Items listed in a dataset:
* * * * * * *

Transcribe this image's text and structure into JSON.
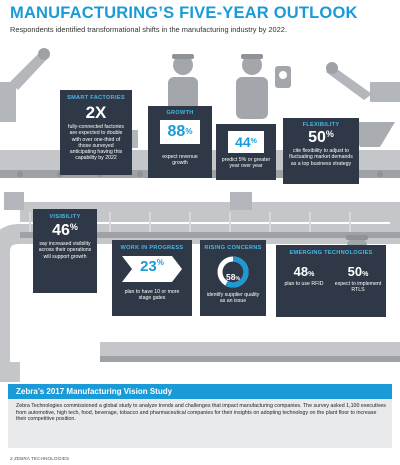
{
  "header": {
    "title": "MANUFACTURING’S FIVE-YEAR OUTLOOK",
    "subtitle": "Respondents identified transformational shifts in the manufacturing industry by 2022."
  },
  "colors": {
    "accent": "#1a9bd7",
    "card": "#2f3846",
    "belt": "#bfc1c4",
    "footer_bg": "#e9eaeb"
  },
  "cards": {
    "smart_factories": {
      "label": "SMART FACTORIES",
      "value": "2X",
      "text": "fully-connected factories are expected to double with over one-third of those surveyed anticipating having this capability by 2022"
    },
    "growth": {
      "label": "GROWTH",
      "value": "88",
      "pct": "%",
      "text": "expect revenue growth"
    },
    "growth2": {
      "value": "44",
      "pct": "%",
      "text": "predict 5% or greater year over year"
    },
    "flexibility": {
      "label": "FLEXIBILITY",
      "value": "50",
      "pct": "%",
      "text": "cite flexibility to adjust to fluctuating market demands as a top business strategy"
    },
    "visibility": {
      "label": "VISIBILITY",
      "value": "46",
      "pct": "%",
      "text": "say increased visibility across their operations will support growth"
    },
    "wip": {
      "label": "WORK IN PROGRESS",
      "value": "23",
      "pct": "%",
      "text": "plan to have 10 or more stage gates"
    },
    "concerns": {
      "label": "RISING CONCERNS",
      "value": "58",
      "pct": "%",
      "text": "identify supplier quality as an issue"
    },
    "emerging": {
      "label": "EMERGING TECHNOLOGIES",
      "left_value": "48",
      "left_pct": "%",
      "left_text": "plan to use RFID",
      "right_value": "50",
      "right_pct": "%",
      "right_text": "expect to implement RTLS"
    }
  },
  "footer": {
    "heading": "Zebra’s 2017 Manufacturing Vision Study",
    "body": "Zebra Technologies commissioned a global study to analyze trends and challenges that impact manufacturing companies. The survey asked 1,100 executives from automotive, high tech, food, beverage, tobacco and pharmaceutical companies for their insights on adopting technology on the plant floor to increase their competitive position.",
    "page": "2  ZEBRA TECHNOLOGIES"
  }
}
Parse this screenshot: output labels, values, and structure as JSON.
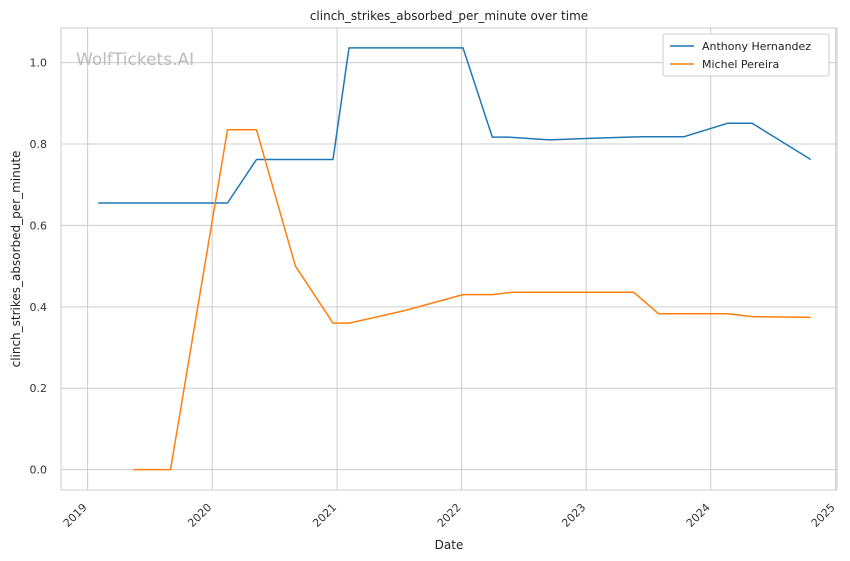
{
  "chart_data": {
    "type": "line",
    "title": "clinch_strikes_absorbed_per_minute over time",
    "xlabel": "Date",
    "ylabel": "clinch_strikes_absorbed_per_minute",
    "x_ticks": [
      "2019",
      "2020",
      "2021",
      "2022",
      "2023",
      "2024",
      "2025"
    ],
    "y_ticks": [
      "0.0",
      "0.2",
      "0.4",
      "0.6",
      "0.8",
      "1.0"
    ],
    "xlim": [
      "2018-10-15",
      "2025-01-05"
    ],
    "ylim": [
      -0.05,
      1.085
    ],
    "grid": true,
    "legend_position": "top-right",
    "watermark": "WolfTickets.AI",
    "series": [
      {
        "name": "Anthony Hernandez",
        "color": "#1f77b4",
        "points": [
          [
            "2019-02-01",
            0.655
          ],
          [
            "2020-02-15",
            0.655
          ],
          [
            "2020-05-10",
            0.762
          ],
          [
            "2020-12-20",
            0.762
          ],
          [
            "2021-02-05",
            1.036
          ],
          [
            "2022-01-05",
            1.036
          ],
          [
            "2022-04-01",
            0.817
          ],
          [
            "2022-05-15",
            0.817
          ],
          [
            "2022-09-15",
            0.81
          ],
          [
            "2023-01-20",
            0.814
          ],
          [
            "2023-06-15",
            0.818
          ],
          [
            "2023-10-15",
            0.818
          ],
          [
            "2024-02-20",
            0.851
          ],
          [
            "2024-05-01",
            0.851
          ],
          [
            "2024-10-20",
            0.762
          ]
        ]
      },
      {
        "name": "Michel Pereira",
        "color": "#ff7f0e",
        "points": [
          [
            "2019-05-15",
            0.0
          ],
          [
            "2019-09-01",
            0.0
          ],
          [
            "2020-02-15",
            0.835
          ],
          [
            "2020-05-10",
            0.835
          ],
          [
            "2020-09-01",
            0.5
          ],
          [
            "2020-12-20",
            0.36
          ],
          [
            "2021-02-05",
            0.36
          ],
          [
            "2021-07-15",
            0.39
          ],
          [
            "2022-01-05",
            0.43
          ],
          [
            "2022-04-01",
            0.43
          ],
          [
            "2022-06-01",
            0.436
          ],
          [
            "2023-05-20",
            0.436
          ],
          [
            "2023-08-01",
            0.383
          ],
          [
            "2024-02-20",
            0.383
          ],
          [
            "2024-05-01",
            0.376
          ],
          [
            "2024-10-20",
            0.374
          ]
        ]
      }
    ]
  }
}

* * * * * * *

Gather, from the listing above, every line carrying the word "their".

Response to this exercise:
      "text": "say increased visibility across their operations will support growth"
    "body": "Zebra Technologies commissioned a global study to analyze trends and challenges that impact manufacturing companies. The survey asked 1,100 executives from automotive, high tech, food, beverage, tobacco and pharmaceutical companies for their insights on adopting technology on the plant floor to increase their competitive position.",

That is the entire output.